§ STATED EXERCISE
Return the listing below in full, with every line exactly as it is.

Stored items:
□ □ □ □ □ □ □
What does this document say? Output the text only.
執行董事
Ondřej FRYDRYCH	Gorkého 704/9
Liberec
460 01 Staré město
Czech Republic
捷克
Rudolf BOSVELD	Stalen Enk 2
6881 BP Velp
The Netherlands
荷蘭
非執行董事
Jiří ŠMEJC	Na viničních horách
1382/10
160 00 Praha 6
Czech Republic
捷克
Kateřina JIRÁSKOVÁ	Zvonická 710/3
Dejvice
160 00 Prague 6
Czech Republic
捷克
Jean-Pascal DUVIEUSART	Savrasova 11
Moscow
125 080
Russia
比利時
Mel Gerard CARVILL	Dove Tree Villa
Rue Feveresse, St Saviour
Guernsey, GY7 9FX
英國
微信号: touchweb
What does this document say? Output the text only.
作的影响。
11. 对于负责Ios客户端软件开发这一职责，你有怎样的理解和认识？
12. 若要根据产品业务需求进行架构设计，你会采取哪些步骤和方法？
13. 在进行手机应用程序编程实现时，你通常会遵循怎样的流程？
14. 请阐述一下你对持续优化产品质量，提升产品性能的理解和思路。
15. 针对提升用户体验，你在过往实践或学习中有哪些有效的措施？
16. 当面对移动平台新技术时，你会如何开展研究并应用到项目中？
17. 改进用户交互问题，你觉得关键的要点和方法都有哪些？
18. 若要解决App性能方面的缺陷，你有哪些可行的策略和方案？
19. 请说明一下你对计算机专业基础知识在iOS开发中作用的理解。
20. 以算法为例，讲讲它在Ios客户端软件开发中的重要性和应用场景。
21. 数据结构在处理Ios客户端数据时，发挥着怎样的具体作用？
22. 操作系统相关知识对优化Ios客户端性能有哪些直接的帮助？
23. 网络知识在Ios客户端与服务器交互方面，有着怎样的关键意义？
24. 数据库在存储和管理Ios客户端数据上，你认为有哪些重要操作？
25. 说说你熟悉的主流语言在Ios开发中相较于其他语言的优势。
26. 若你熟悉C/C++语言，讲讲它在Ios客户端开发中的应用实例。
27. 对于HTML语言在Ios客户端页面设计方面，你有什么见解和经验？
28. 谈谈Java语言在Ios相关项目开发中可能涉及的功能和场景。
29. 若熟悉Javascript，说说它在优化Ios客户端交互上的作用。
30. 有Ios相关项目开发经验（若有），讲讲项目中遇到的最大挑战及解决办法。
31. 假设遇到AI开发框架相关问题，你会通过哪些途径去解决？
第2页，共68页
□ □ □ □ □ □ □
§ SOLUTION TO THIS EXERCISE
What does this document say? Output the text only.
執行董事
Ondřej FRYDRYCH	Gorkého 704/9
Liberec
460 01 Staré město
Czech Republic
捷克
Rudolf BOSVELD	Stalen Enk 2
6881 BP Velp
The Netherlands
荷蘭
非執行董事
Jiří ŠMEJC	Na viničních horách
1382/10
160 00 Praha 6
Czech Republic
捷克
Kateřina JIRÁSKOVÁ	Zvonická 710/3
Dejvice
160 00 Prague 6
Czech Republic
捷克
Jean-Pascal DUVIEUSART	Savrasova 11
Moscow
125 080
Russia
比利時
Mel Gerard CARVILL	Dove Tree Villa
Rue Feveresse, St Saviour
Guernsey, GY7 9FX
英國
微信号: touchweb
What does this document say? Output the text only.
作的影响。
11. 对于负责Ios客户端软件开发这一职责，你有怎样的理解和认识？
12. 若要根据产品业务需求进行架构设计，你会采取哪些步骤和方法？
13. 在进行手机应用程序编程实现时，你通常会遵循怎样的流程？
14. 请阐述一下你对持续优化产品质量，提升产品性能的理解和思路。
15. 针对提升用户体验，你在过往实践或学习中有哪些有效的措施？
16. 当面对移动平台新技术时，你会如何开展研究并应用到项目中？
17. 改进用户交互问题，你觉得关键的要点和方法都有哪些？
18. 若要解决App性能方面的缺陷，你有哪些可行的策略和方案？
19. 请说明一下你对计算机专业基础知识在iOS开发中作用的理解。
20. 以算法为例，讲讲它在Ios客户端软件开发中的重要性和应用场景。
21. 数据结构在处理Ios客户端数据时，发挥着怎样的具体作用？
22. 操作系统相关知识对优化Ios客户端性能有哪些直接的帮助？
23. 网络知识在Ios客户端与服务器交互方面，有着怎样的关键意义？
24. 数据库在存储和管理Ios客户端数据上，你认为有哪些重要操作？
25. 说说你熟悉的主流语言在Ios开发中相较于其他语言的优势。
26. 若你熟悉C/C++语言，讲讲它在Ios客户端开发中的应用实例。
27. 对于HTML语言在Ios客户端页面设计方面，你有什么见解和经验？
28. 谈谈Java语言在Ios相关项目开发中可能涉及的功能和场景。
29. 若熟悉Javascript，说说它在优化Ios客户端交互上的作用。
30. 有Ios相关项目开发经验（若有），讲讲项目中遇到的最大挑战及解决办法。
31. 假设遇到AI开发框架相关问题，你会通过哪些途径去解决？
第2页，共68页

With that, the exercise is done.